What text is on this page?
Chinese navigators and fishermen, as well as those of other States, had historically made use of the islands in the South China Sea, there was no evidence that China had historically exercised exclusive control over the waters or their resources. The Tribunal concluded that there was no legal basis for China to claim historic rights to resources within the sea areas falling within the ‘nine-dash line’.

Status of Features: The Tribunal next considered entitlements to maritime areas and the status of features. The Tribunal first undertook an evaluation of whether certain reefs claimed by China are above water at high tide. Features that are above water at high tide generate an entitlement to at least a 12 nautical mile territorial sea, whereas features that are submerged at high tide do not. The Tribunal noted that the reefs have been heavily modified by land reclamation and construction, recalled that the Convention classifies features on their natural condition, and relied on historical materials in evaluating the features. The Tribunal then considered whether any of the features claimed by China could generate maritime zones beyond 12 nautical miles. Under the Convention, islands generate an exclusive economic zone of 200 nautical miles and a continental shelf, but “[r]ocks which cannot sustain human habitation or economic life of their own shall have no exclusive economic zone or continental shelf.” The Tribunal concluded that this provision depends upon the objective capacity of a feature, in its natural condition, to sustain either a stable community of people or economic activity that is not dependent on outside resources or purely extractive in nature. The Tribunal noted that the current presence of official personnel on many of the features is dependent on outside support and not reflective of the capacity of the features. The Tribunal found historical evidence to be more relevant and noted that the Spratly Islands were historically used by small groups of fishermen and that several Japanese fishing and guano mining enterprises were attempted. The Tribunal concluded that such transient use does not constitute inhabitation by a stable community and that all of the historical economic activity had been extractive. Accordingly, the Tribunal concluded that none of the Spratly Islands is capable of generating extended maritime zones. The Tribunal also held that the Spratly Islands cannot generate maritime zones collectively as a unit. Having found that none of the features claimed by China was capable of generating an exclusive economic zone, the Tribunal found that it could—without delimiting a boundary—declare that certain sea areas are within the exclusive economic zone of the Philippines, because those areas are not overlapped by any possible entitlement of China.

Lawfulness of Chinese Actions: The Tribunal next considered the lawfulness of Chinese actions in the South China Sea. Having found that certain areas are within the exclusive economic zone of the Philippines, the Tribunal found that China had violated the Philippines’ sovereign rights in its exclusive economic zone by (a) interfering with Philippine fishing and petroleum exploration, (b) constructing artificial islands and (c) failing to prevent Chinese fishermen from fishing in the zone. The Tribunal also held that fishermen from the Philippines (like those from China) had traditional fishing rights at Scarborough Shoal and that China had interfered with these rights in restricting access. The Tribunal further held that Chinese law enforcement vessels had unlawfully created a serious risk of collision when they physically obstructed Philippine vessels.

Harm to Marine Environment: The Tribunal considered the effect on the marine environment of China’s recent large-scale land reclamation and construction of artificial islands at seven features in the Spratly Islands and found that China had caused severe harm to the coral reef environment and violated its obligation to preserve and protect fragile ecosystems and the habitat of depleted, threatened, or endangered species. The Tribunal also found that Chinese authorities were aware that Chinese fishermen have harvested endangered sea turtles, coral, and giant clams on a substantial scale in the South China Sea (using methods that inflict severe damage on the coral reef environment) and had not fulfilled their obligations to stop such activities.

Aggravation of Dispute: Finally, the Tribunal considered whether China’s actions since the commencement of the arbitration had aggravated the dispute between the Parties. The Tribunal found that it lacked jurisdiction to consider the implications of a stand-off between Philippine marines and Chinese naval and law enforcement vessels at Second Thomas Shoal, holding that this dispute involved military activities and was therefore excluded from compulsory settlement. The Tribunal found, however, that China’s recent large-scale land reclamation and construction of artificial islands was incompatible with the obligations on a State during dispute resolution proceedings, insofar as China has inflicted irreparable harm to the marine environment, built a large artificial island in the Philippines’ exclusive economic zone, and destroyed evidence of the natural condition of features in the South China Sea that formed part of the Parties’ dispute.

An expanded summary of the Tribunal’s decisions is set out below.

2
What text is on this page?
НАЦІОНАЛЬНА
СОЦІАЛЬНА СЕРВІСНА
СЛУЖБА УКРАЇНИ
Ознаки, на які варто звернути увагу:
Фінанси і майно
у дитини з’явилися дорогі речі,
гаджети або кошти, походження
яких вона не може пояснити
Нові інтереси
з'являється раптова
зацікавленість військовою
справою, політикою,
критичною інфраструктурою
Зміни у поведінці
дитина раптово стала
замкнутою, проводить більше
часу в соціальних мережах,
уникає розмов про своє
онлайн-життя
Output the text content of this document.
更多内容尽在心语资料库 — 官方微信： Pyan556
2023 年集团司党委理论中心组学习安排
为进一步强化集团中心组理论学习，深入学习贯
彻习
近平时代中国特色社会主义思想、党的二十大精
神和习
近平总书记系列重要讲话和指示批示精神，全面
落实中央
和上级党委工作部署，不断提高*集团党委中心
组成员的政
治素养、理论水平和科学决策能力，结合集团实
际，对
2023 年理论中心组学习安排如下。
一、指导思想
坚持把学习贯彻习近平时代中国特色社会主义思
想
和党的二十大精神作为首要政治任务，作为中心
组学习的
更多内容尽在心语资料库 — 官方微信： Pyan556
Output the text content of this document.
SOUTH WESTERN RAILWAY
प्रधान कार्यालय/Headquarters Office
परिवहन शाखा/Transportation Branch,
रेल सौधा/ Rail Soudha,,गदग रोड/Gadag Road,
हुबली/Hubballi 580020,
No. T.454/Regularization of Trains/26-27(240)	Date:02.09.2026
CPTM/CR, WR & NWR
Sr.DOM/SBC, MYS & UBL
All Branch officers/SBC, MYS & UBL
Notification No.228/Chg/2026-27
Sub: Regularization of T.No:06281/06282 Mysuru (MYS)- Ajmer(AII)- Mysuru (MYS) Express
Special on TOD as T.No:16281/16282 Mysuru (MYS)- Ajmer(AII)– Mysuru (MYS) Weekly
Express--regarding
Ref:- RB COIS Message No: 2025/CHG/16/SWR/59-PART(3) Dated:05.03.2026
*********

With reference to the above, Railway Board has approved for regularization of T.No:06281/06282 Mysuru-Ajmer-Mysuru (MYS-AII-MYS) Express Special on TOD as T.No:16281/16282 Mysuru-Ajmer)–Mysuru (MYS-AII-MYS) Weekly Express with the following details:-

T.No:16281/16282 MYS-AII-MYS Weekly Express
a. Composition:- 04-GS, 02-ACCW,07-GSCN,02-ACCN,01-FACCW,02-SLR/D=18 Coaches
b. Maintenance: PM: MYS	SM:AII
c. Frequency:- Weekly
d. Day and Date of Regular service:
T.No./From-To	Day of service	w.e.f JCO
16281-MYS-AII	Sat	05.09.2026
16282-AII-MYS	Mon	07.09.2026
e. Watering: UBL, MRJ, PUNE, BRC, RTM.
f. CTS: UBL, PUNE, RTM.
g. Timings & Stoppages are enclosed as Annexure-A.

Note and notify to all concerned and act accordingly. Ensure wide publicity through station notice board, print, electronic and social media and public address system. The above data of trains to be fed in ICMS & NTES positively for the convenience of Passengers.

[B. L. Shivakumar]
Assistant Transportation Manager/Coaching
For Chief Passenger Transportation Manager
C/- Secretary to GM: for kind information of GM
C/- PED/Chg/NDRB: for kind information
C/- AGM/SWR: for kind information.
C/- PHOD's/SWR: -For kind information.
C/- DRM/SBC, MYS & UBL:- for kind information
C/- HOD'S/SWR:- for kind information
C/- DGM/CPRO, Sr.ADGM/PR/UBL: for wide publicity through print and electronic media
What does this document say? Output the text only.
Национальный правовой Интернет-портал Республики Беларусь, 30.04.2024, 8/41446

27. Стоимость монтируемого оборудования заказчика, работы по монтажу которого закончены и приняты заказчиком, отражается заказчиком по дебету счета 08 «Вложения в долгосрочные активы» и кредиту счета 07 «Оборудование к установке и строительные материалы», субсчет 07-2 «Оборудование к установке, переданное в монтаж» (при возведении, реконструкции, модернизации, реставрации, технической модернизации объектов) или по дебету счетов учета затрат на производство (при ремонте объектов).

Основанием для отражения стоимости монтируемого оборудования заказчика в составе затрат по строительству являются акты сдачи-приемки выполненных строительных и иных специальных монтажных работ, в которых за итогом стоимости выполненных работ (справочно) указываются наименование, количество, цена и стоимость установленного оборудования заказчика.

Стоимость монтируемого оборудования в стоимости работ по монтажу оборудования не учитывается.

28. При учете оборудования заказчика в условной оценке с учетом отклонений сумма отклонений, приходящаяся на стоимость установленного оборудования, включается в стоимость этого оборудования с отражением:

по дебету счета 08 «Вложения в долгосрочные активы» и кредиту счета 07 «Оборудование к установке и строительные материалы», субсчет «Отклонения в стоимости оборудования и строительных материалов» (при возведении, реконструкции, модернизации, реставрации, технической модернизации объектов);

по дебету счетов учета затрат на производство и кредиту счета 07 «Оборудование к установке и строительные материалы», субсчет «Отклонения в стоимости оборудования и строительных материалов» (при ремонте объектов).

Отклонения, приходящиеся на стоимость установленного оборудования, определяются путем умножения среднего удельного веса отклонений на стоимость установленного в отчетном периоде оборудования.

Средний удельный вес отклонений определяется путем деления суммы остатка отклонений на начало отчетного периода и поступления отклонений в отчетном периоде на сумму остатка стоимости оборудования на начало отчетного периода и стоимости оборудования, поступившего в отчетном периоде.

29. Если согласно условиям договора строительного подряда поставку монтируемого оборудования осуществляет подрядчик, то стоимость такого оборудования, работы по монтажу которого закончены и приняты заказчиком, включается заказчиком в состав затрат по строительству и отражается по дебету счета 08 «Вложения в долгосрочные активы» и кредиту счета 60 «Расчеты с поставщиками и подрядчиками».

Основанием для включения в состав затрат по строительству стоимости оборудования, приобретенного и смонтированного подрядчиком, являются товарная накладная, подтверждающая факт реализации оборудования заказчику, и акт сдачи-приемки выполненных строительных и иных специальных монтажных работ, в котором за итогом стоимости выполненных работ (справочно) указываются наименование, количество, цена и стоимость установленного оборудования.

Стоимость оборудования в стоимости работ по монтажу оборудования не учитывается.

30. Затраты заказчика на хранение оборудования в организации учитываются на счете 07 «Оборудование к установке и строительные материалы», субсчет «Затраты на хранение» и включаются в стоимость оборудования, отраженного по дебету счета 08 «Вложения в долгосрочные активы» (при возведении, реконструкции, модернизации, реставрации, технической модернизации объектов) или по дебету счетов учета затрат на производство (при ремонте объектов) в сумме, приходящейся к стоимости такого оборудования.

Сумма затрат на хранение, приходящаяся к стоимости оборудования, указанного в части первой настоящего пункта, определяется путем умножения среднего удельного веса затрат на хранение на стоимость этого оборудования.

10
========
- Description of the task
Check each line above for the word "Ajmer", and copy the lines where it appears.

- Output for this task
Sub: Regularization of T.No:06281/06282 Mysuru (MYS)- Ajmer(AII)- Mysuru (MYS) Express
Special on TOD as T.No:16281/16282 Mysuru (MYS)- Ajmer(AII)– Mysuru (MYS) Weekly
With reference to the above, Railway Board has approved for regularization of T.No:06281/06282 Mysuru-Ajmer-Mysuru (MYS-AII-MYS) Express Special on TOD as T.No:16281/16282 Mysuru-Ajmer)–Mysuru (MYS-AII-MYS) Weekly Express with the following details:-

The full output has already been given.